Given request> Quote every line of the records below verbatim, but leave out the pictures.

··· Available records ···

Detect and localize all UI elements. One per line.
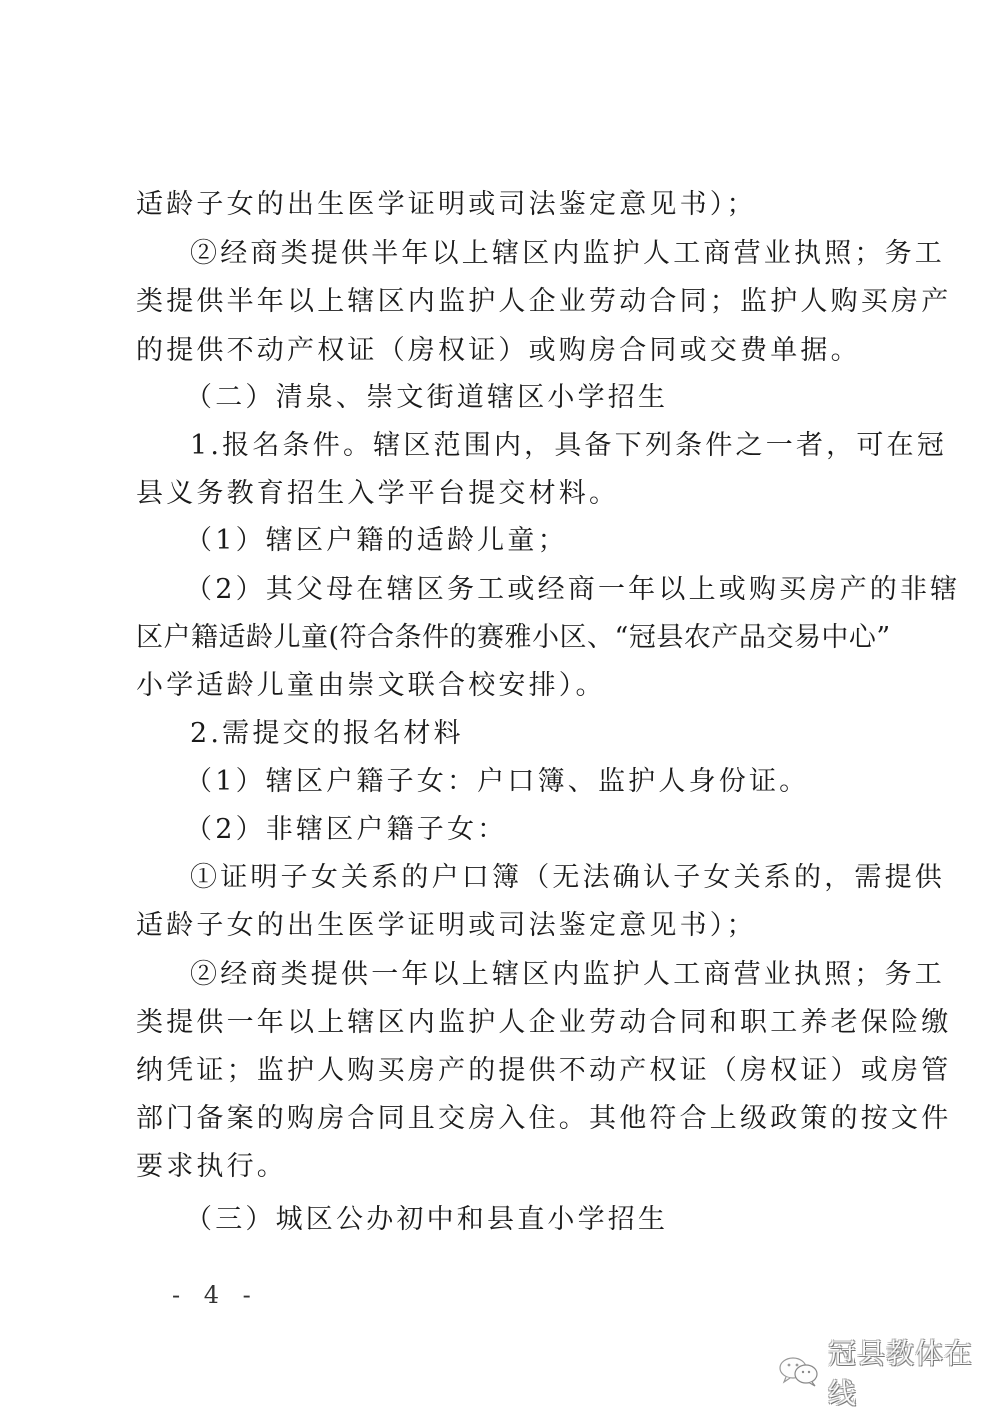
body-line: （2）非辖区户籍子女： xyxy=(185,813,866,847)
body-line: 适龄子女的出生医学证明或司法鉴定意见书）； xyxy=(136,188,866,222)
page-number: - 4 - xyxy=(172,1281,259,1309)
body-line: （1）辖区户籍的适龄儿童； xyxy=(185,524,866,558)
body-line: ①证明子女关系的户口簿（无法确认子女关系的，需提供 xyxy=(190,861,866,895)
body-line: 区户籍适龄儿童(符合条件的赛雅小区、“冠县农产品交易中心” xyxy=(136,621,866,655)
body-line: 的提供不动产权证（房权证）或购房合同或交费单据。 xyxy=(136,334,866,368)
body-line: （1）辖区户籍子女：户口簿、监护人身份证。 xyxy=(185,765,866,799)
document-page: 适龄子女的出生医学证明或司法鉴定意见书）； ②经商类提供半年以上辖区内监护人工商… xyxy=(0,0,1000,1414)
section-heading: （二）清泉、崇文街道辖区小学招生 xyxy=(185,381,866,415)
body-line: （2）其父母在辖区务工或经商一年以上或购买房产的非辖 xyxy=(185,573,866,607)
body-line: ②经商类提供半年以上辖区内监护人工商营业执照；务工 xyxy=(190,237,866,271)
body-line: 纳凭证；监护人购买房产的提供不动产权证（房权证）或房管 xyxy=(136,1054,866,1088)
body-line: ②经商类提供一年以上辖区内监护人工商营业执照；务工 xyxy=(190,958,866,992)
body-line: 县义务教育招生入学平台提交材料。 xyxy=(136,477,866,511)
section-heading: （三）城区公办初中和县直小学招生 xyxy=(185,1203,866,1237)
body-line: 要求执行。 xyxy=(136,1150,866,1184)
body-line: 适龄子女的出生医学证明或司法鉴定意见书）； xyxy=(136,909,866,943)
body-line: 部门备案的购房合同且交房入住。其他符合上级政策的按文件 xyxy=(136,1102,866,1136)
watermark: 冠县教体在线 xyxy=(778,1352,1000,1392)
body-line: 1.报名条件。辖区范围内，具备下列条件之一者，可在冠 xyxy=(190,429,866,463)
subsection-heading: 2.需提交的报名材料 xyxy=(190,717,866,751)
wechat-icon xyxy=(778,1355,822,1389)
body-line: 小学适龄儿童由崇文联合校安排）。 xyxy=(136,669,866,703)
body-line: 类提供一年以上辖区内监护人企业劳动合同和职工养老保险缴 xyxy=(136,1006,866,1040)
body-line: 类提供半年以上辖区内监护人企业劳动合同；监护人购买房产 xyxy=(136,285,866,319)
watermark-text: 冠县教体在线 xyxy=(828,1332,1000,1412)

···

Answer to this task>
Detect and localize all UI elements. One per line.
body-line: （2）非辖区户籍子女： xyxy=(185,813,866,847)
body-line: 适龄子女的出生医学证明或司法鉴定意见书）； xyxy=(136,188,866,222)
page-number: - 4 - xyxy=(172,1281,259,1309)
body-line: （1）辖区户籍的适龄儿童； xyxy=(185,524,866,558)
body-line: ①证明子女关系的户口簿（无法确认子女关系的，需提供 xyxy=(190,861,866,895)
body-line: 区户籍适龄儿童(符合条件的赛雅小区、“冠县农产品交易中心” xyxy=(136,621,866,655)
body-line: 的提供不动产权证（房权证）或购房合同或交费单据。 xyxy=(136,334,866,368)
body-line: （1）辖区户籍子女：户口簿、监护人身份证。 xyxy=(185,765,866,799)
document-page: 适龄子女的出生医学证明或司法鉴定意见书）； ②经商类提供半年以上辖区内监护人工商… xyxy=(0,0,1000,1414)
section-heading: （二）清泉、崇文街道辖区小学招生 xyxy=(185,381,866,415)
body-line: （2）其父母在辖区务工或经商一年以上或购买房产的非辖 xyxy=(185,573,866,607)
body-line: ②经商类提供半年以上辖区内监护人工商营业执照；务工 xyxy=(190,237,866,271)
body-line: 纳凭证；监护人购买房产的提供不动产权证（房权证）或房管 xyxy=(136,1054,866,1088)
body-line: ②经商类提供一年以上辖区内监护人工商营业执照；务工 xyxy=(190,958,866,992)
body-line: 县义务教育招生入学平台提交材料。 xyxy=(136,477,866,511)
section-heading: （三）城区公办初中和县直小学招生 xyxy=(185,1203,866,1237)
body-line: 要求执行。 xyxy=(136,1150,866,1184)
body-line: 适龄子女的出生医学证明或司法鉴定意见书）； xyxy=(136,909,866,943)
body-line: 部门备案的购房合同且交房入住。其他符合上级政策的按文件 xyxy=(136,1102,866,1136)
watermark: 冠县教体在线 xyxy=(778,1352,1000,1392)
body-line: 1.报名条件。辖区范围内，具备下列条件之一者，可在冠 xyxy=(190,429,866,463)
subsection-heading: 2.需提交的报名材料 xyxy=(190,717,866,751)
wechat-icon xyxy=(778,1355,822,1389)
body-line: 小学适龄儿童由崇文联合校安排）。 xyxy=(136,669,866,703)
body-line: 类提供一年以上辖区内监护人企业劳动合同和职工养老保险缴 xyxy=(136,1006,866,1040)
body-line: 类提供半年以上辖区内监护人企业劳动合同；监护人购买房产 xyxy=(136,285,866,319)
watermark-text: 冠县教体在线 xyxy=(828,1332,1000,1412)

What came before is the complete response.